Prompt
Quote each line of the material verbatim, without the pictures.

Stored data
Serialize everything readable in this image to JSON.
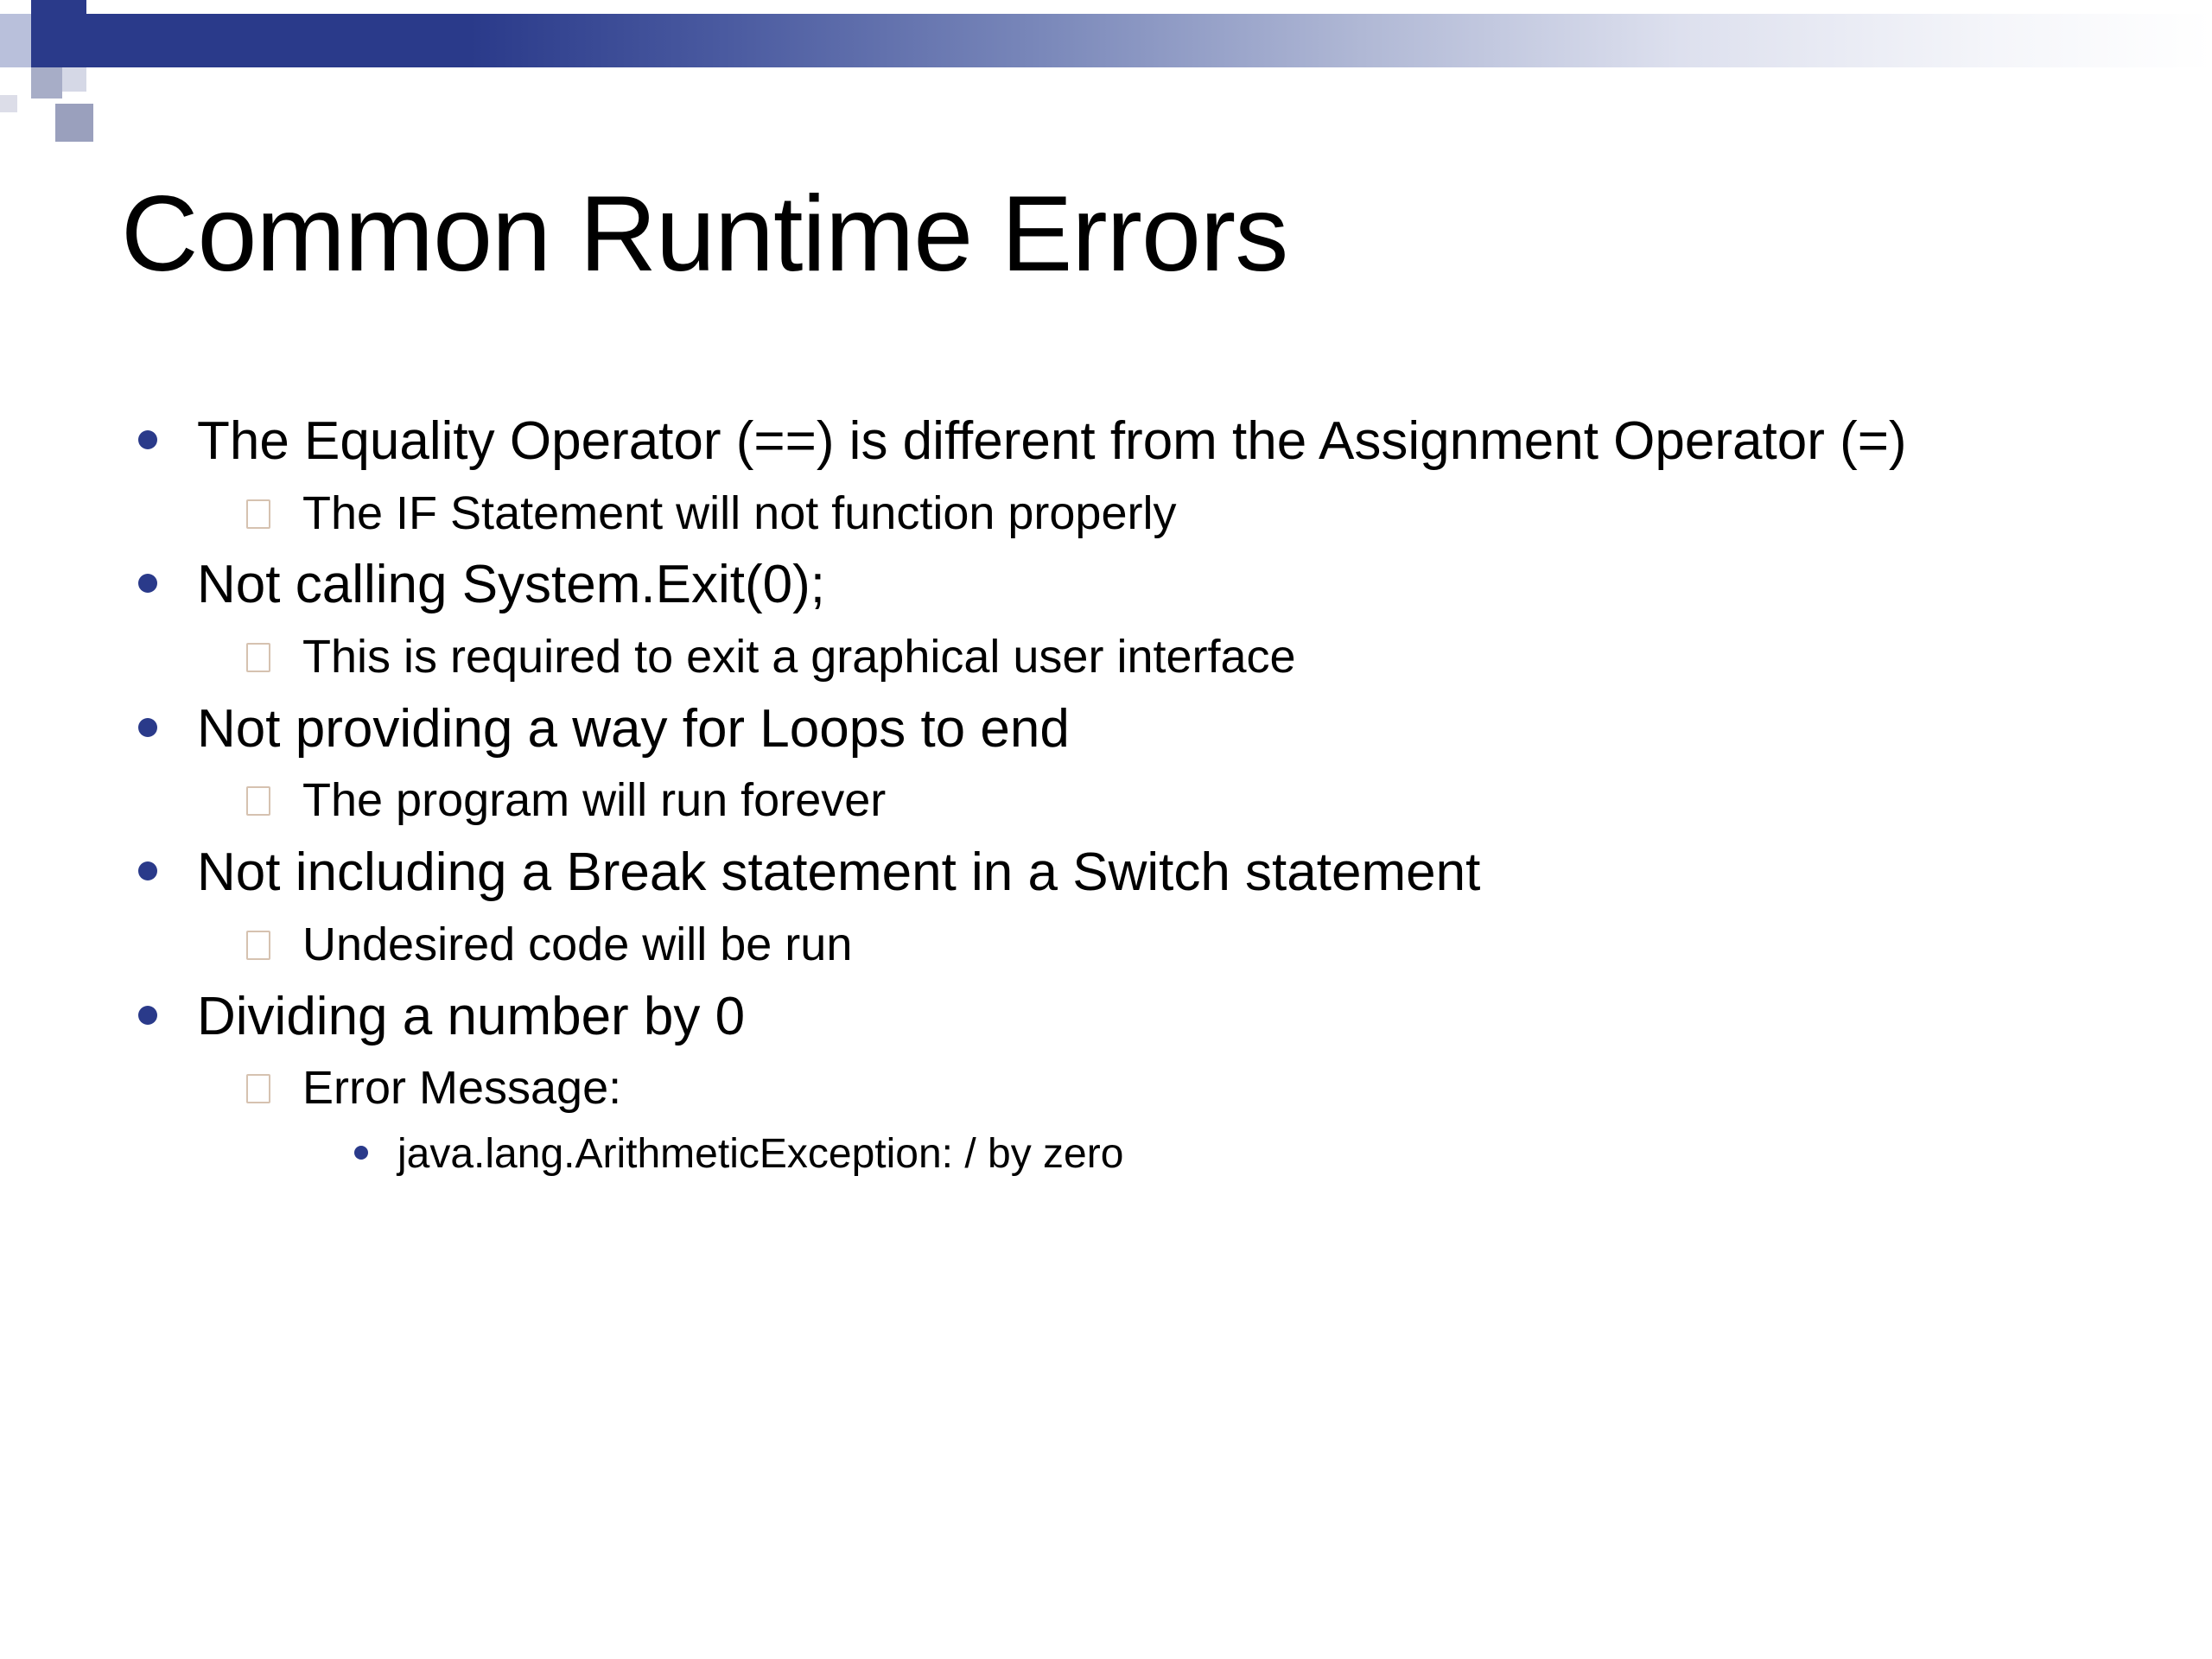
{
  "title": "Common Runtime Errors",
  "colors": {
    "accent": "#2a3a8a",
    "text": "#000000",
    "sub_bullet_outline": "#b49070"
  },
  "items": [
    {
      "text": "The Equality Operator (==) is different from the Assignment Operator (=)",
      "subs": [
        {
          "text": "The IF Statement will not function properly"
        }
      ]
    },
    {
      "text": "Not calling System.Exit(0);",
      "subs": [
        {
          "text": "This is required to exit a graphical user interface"
        }
      ]
    },
    {
      "text": "Not providing a way for Loops to end",
      "subs": [
        {
          "text": "The program will run forever"
        }
      ]
    },
    {
      "text": "Not including a Break statement in a Switch statement",
      "subs": [
        {
          "text": "Undesired code will be run"
        }
      ]
    },
    {
      "text": "Dividing a number by 0",
      "subs": [
        {
          "text": "Error Message:",
          "subs": [
            {
              "text": "java.lang.ArithmeticException: / by zero"
            }
          ]
        }
      ]
    }
  ]
}
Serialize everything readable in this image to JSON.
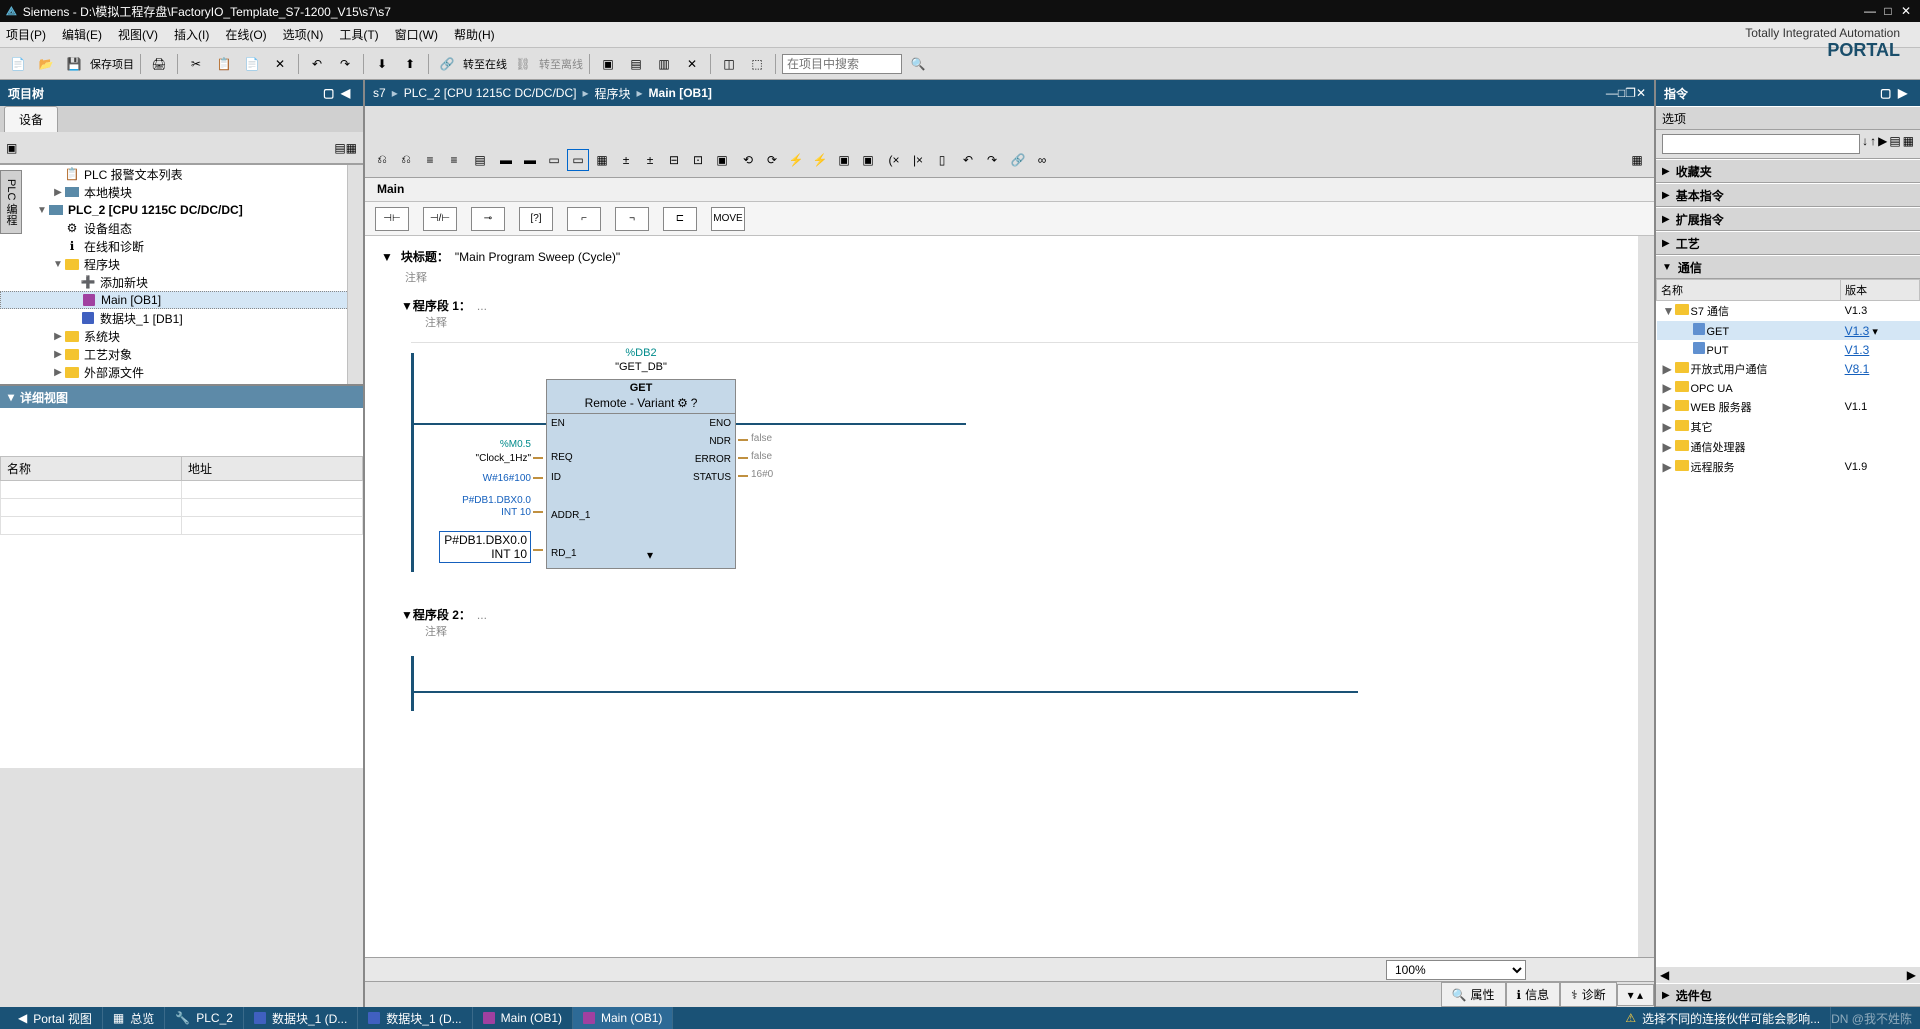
{
  "title": "Siemens  -  D:\\模拟工程存盘\\FactoryIO_Template_S7-1200_V15\\s7\\s7",
  "brand": {
    "line1": "Totally Integrated Automation",
    "line2": "PORTAL"
  },
  "menu": {
    "project": "项目(P)",
    "edit": "编辑(E)",
    "view": "视图(V)",
    "insert": "插入(I)",
    "online": "在线(O)",
    "options": "选项(N)",
    "tools": "工具(T)",
    "window": "窗口(W)",
    "help": "帮助(H)"
  },
  "toolbar": {
    "save": "保存项目",
    "goonline": "转至在线",
    "gooffline": "转至离线",
    "search_ph": "在项目中搜索"
  },
  "left": {
    "title": "项目树",
    "tab": "设备",
    "tree": {
      "alarm": "PLC 报警文本列表",
      "local": "本地模块",
      "plc2": "PLC_2 [CPU 1215C DC/DC/DC]",
      "devcfg": "设备组态",
      "diag": "在线和诊断",
      "prgblocks": "程序块",
      "addnew": "添加新块",
      "main": "Main [OB1]",
      "db1": "数据块_1 [DB1]",
      "sysblocks": "系统块",
      "tech": "工艺对象",
      "ext": "外部源文件"
    },
    "detail": {
      "title": "详细视图",
      "col_name": "名称",
      "col_addr": "地址"
    },
    "sidetab": "PLC 编程"
  },
  "center": {
    "bc": {
      "p1": "s7",
      "p2": "PLC_2 [CPU 1215C DC/DC/DC]",
      "p3": "程序块",
      "p4": "Main [OB1]"
    },
    "name": "Main",
    "blk_title_lbl": "块标题：",
    "blk_title_val": "\"Main Program Sweep (Cycle)\"",
    "comment": "注释",
    "net1": "程序段 1：",
    "net2": "程序段 2：",
    "ladder_btns": {
      "move": "MOVE"
    },
    "fb": {
      "db": "%DB2",
      "dbname": "\"GET_DB\"",
      "title": "GET",
      "sub": "Remote - Variant",
      "en": "EN",
      "eno": "ENO",
      "req": "REQ",
      "ndr": "NDR",
      "id": "ID",
      "error": "ERROR",
      "addr1": "ADDR_1",
      "status": "STATUS",
      "rd1": "RD_1",
      "clk_addr": "%M0.5",
      "clk_sym": "\"Clock_1Hz\"",
      "id_val": "W#16#100",
      "addr1_v1": "P#DB1.DBX0.0",
      "addr1_v2": "INT 10",
      "rd1_v1": "P#DB1.DBX0.0",
      "rd1_v2": "INT 10",
      "false": "false",
      "status_v": "16#0"
    },
    "zoom": "100%",
    "props": {
      "p": "属性",
      "i": "信息",
      "d": "诊断"
    }
  },
  "right": {
    "title": "指令",
    "options": "选项",
    "sections": {
      "fav": "收藏夹",
      "basic": "基本指令",
      "ext": "扩展指令",
      "tech": "工艺",
      "comm": "通信"
    },
    "cols": {
      "name": "名称",
      "ver": "版本"
    },
    "items": [
      {
        "name": "S7 通信",
        "ver": "V1.3",
        "lvl": 0,
        "exp": "▼",
        "ic": "folder"
      },
      {
        "name": "GET",
        "ver": "V1.3",
        "lvl": 1,
        "sel": true,
        "link": true,
        "ic": "block"
      },
      {
        "name": "PUT",
        "ver": "V1.3",
        "lvl": 1,
        "link": true,
        "ic": "block"
      },
      {
        "name": "开放式用户通信",
        "ver": "V8.1",
        "lvl": 0,
        "exp": "▶",
        "link": true,
        "ic": "folder"
      },
      {
        "name": "OPC UA",
        "ver": "",
        "lvl": 0,
        "exp": "▶",
        "ic": "folder"
      },
      {
        "name": "WEB 服务器",
        "ver": "V1.1",
        "lvl": 0,
        "exp": "▶",
        "ic": "folder"
      },
      {
        "name": "其它",
        "ver": "",
        "lvl": 0,
        "exp": "▶",
        "ic": "folder"
      },
      {
        "name": "通信处理器",
        "ver": "",
        "lvl": 0,
        "exp": "▶",
        "ic": "folder"
      },
      {
        "name": "远程服务",
        "ver": "V1.9",
        "lvl": 0,
        "exp": "▶",
        "ic": "folder"
      }
    ],
    "cardpack": "选件包"
  },
  "status": {
    "portal": "Portal 视图",
    "overview": "总览",
    "plc2": "PLC_2",
    "db1a": "数据块_1 (D...",
    "db1b": "数据块_1 (D...",
    "main1": "Main (OB1)",
    "main2": "Main (OB1)",
    "warn": "选择不同的连接伙伴可能会影响...",
    "water": "DN @我不姓陈"
  }
}
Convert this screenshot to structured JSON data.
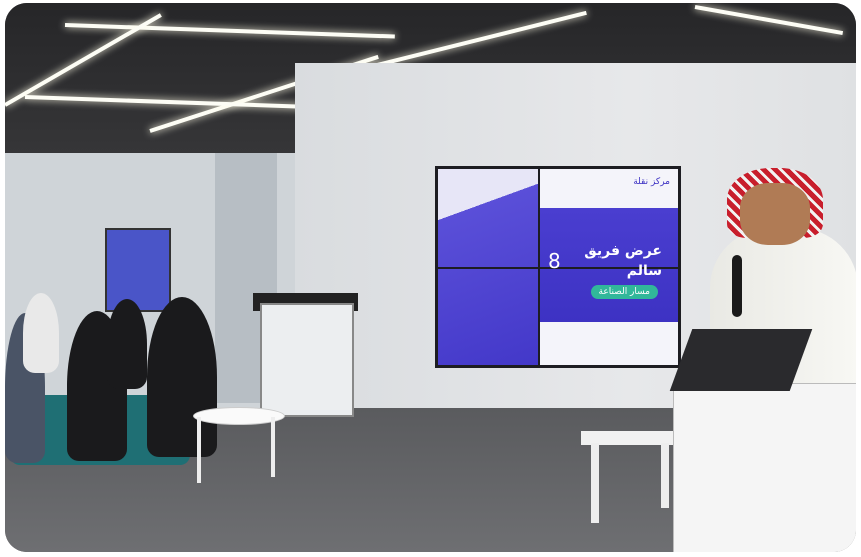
{
  "scene": {
    "description_free": true
  },
  "slide": {
    "number": "8",
    "title_line1": "عرض فريق",
    "title_line2": "سالم",
    "track": "مسار الصناعة",
    "brand": "مركز نقلة"
  },
  "colors": {
    "slide_purple": "#4338c9",
    "slide_accent": "#31b79a",
    "ghutra_red": "#c81e2c"
  }
}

Written solution
Serialize everything readable in this image to JSON.
{
  "title": "Common Runtime Errors",
  "colors": {
    "accent": "#2a3a8a",
    "text": "#000000",
    "sub_bullet_outline": "#b49070"
  },
  "items": [
    {
      "text": "The Equality Operator (==) is different from the Assignment Operator (=)",
      "subs": [
        {
          "text": "The IF Statement will not function properly"
        }
      ]
    },
    {
      "text": "Not calling System.Exit(0);",
      "subs": [
        {
          "text": "This is required to exit a graphical user interface"
        }
      ]
    },
    {
      "text": "Not providing a way for Loops to end",
      "subs": [
        {
          "text": "The program will run forever"
        }
      ]
    },
    {
      "text": "Not including a Break statement in a Switch statement",
      "subs": [
        {
          "text": "Undesired code will be run"
        }
      ]
    },
    {
      "text": "Dividing a number by 0",
      "subs": [
        {
          "text": "Error Message:",
          "subs": [
            {
              "text": "java.lang.ArithmeticException: / by zero"
            }
          ]
        }
      ]
    }
  ]
}
Serialize everything readable in this image to JSON.
{
  "title": "Siemens  -  D:\\模拟工程存盘\\FactoryIO_Template_S7-1200_V15\\s7\\s7",
  "brand": {
    "line1": "Totally Integrated Automation",
    "line2": "PORTAL"
  },
  "menu": {
    "project": "项目(P)",
    "edit": "编辑(E)",
    "view": "视图(V)",
    "insert": "插入(I)",
    "online": "在线(O)",
    "options": "选项(N)",
    "tools": "工具(T)",
    "window": "窗口(W)",
    "help": "帮助(H)"
  },
  "toolbar": {
    "save": "保存项目",
    "goonline": "转至在线",
    "gooffline": "转至离线",
    "search_ph": "在项目中搜索"
  },
  "left": {
    "title": "项目树",
    "tab": "设备",
    "tree": {
      "alarm": "PLC 报警文本列表",
      "local": "本地模块",
      "plc2": "PLC_2 [CPU 1215C DC/DC/DC]",
      "devcfg": "设备组态",
      "diag": "在线和诊断",
      "prgblocks": "程序块",
      "addnew": "添加新块",
      "main": "Main [OB1]",
      "db1": "数据块_1 [DB1]",
      "sysblocks": "系统块",
      "tech": "工艺对象",
      "ext": "外部源文件"
    },
    "detail": {
      "title": "详细视图",
      "col_name": "名称",
      "col_addr": "地址"
    },
    "sidetab": "PLC 编程"
  },
  "center": {
    "bc": {
      "p1": "s7",
      "p2": "PLC_2 [CPU 1215C DC/DC/DC]",
      "p3": "程序块",
      "p4": "Main [OB1]"
    },
    "name": "Main",
    "blk_title_lbl": "块标题：",
    "blk_title_val": "\"Main Program Sweep (Cycle)\"",
    "comment": "注释",
    "net1": "程序段 1：",
    "net2": "程序段 2：",
    "ladder_btns": {
      "move": "MOVE"
    },
    "fb": {
      "db": "%DB2",
      "dbname": "\"GET_DB\"",
      "title": "GET",
      "sub": "Remote - Variant",
      "en": "EN",
      "eno": "ENO",
      "req": "REQ",
      "ndr": "NDR",
      "id": "ID",
      "error": "ERROR",
      "addr1": "ADDR_1",
      "status": "STATUS",
      "rd1": "RD_1",
      "clk_addr": "%M0.5",
      "clk_sym": "\"Clock_1Hz\"",
      "id_val": "W#16#100",
      "addr1_v1": "P#DB1.DBX0.0",
      "addr1_v2": "INT 10",
      "rd1_v1": "P#DB1.DBX0.0",
      "rd1_v2": "INT 10",
      "false": "false",
      "status_v": "16#0"
    },
    "zoom": "100%",
    "props": {
      "p": "属性",
      "i": "信息",
      "d": "诊断"
    }
  },
  "right": {
    "title": "指令",
    "options": "选项",
    "sections": {
      "fav": "收藏夹",
      "basic": "基本指令",
      "ext": "扩展指令",
      "tech": "工艺",
      "comm": "通信"
    },
    "cols": {
      "name": "名称",
      "ver": "版本"
    },
    "items": [
      {
        "name": "S7 通信",
        "ver": "V1.3",
        "lvl": 0,
        "exp": "▼",
        "ic": "folder"
      },
      {
        "name": "GET",
        "ver": "V1.3",
        "lvl": 1,
        "sel": true,
        "link": true,
        "ic": "block"
      },
      {
        "name": "PUT",
        "ver": "V1.3",
        "lvl": 1,
        "link": true,
        "ic": "block"
      },
      {
        "name": "开放式用户通信",
        "ver": "V8.1",
        "lvl": 0,
        "exp": "▶",
        "link": true,
        "ic": "folder"
      },
      {
        "name": "OPC UA",
        "ver": "",
        "lvl": 0,
        "exp": "▶",
        "ic": "folder"
      },
      {
        "name": "WEB 服务器",
        "ver": "V1.1",
        "lvl": 0,
        "exp": "▶",
        "ic": "folder"
      },
      {
        "name": "其它",
        "ver": "",
        "lvl": 0,
        "exp": "▶",
        "ic": "folder"
      },
      {
        "name": "通信处理器",
        "ver": "",
        "lvl": 0,
        "exp": "▶",
        "ic": "folder"
      },
      {
        "name": "远程服务",
        "ver": "V1.9",
        "lvl": 0,
        "exp": "▶",
        "ic": "folder"
      }
    ],
    "cardpack": "选件包"
  },
  "status": {
    "portal": "Portal 视图",
    "overview": "总览",
    "plc2": "PLC_2",
    "db1a": "数据块_1 (D...",
    "db1b": "数据块_1 (D...",
    "main1": "Main (OB1)",
    "main2": "Main (OB1)",
    "warn": "选择不同的连接伙伴可能会影响...",
    "water": "DN @我不姓陈"
  }
}
Convert this screenshot to structured JSON data.
{
  "scene": {
    "description_free": true
  },
  "slide": {
    "number": "8",
    "title_line1": "عرض فريق",
    "title_line2": "سالم",
    "track": "مسار الصناعة",
    "brand": "مركز نقلة"
  },
  "colors": {
    "slide_purple": "#4338c9",
    "slide_accent": "#31b79a",
    "ghutra_red": "#c81e2c"
  }
}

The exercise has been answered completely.